• Exercise
Pull out every line in the data that has the string "list" in it.

[Stored records]
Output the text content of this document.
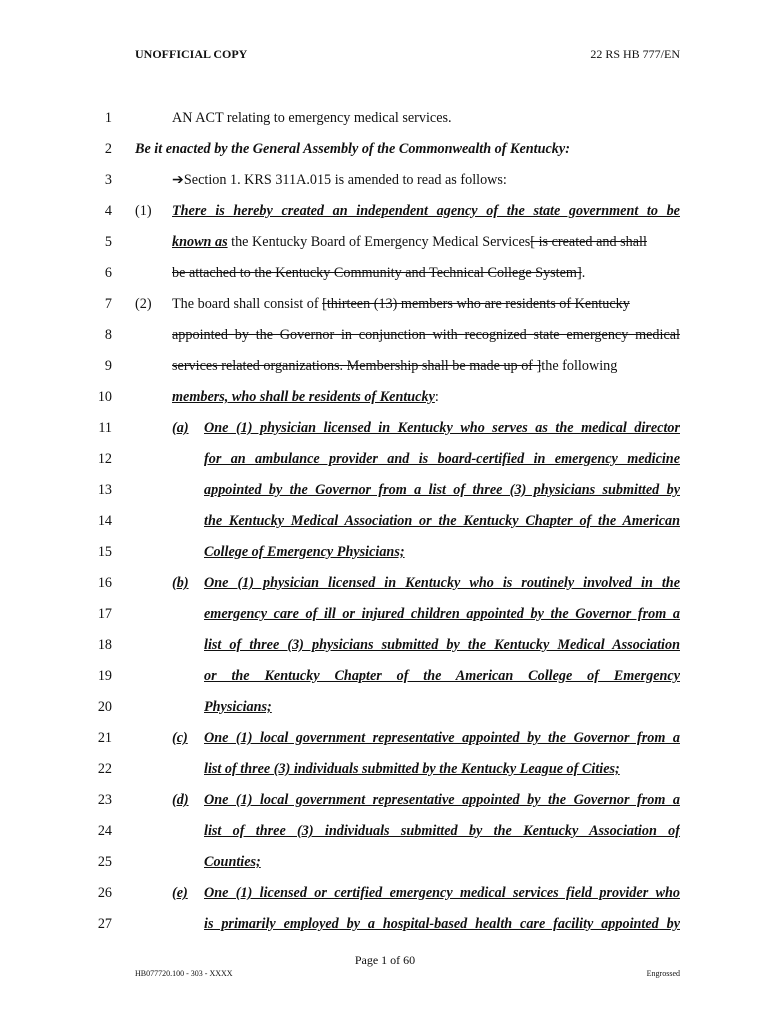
UNOFFICIAL COPY	22 RS HB 777/EN
1	AN ACT relating to emergency medical services.
2 Be it enacted by the General Assembly of the Commonwealth of Kentucky:
3	➔Section 1. KRS 311A.015 is amended to read as follows:
4 (1) There is hereby created an independent agency of the state government to be
5	known as the Kentucky Board of Emergency Medical Services[ is created and shall
6	be attached to the Kentucky Community and Technical College System].
7 (2) The board shall consist of [thirteen (13) members who are residents of Kentucky
8	appointed by the Governor in conjunction with recognized state emergency medical
9	services related organizations. Membership shall be made up of ]the following
10	members, who shall be residents of Kentucky:
11	(a) One (1) physician licensed in Kentucky who serves as the medical director
12	for an ambulance provider and is board-certified in emergency medicine
13	appointed by the Governor from a list of three (3) physicians submitted by
14	the Kentucky Medical Association or the Kentucky Chapter of the American
15	College of Emergency Physicians;
16	(b) One (1) physician licensed in Kentucky who is routinely involved in the
17	emergency care of ill or injured children appointed by the Governor from a
18	list of three (3) physicians submitted by the Kentucky Medical Association
19	or the Kentucky Chapter of the American College of Emergency
20	Physicians;
21	(c) One (1) local government representative appointed by the Governor from a
22	list of three (3) individuals submitted by the Kentucky League of Cities;
23	(d) One (1) local government representative appointed by the Governor from a
24	list of three (3) individuals submitted by the Kentucky Association of
25	Counties;
26	(e) One (1) licensed or certified emergency medical services field provider who
27	is primarily employed by a hospital-based health care facility appointed by
Page 1 of 60
HB077720.100 - 303 - XXXX	Engrossed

• Task output
13	appointed by the Governor from a list of three (3) physicians submitted by
18	list of three (3) physicians submitted by the Kentucky Medical Association
22	list of three (3) individuals submitted by the Kentucky League of Cities;
24	list of three (3) individuals submitted by the Kentucky Association of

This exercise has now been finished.